**WHAT TO PRODUCE**
Identify the lines that contain the word "доцент" and copy each one.

══════════════════════════════

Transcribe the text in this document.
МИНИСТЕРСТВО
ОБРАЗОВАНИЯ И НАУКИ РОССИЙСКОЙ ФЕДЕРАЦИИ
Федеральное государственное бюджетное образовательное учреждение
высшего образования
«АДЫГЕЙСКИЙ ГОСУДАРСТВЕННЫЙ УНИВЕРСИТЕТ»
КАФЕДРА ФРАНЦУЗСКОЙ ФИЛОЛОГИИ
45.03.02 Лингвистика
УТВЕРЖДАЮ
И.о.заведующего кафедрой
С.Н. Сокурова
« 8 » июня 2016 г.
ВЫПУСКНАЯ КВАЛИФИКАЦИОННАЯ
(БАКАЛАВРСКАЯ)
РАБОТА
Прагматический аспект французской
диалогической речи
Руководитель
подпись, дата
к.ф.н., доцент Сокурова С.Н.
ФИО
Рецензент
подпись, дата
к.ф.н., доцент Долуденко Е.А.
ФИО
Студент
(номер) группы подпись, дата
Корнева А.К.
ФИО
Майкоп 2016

══════════════════════════════

**ANSWER TO THE PROBLEM**
к.ф.н., доцент Сокурова С.Н.
к.ф.н., доцент Долуденко Е.А.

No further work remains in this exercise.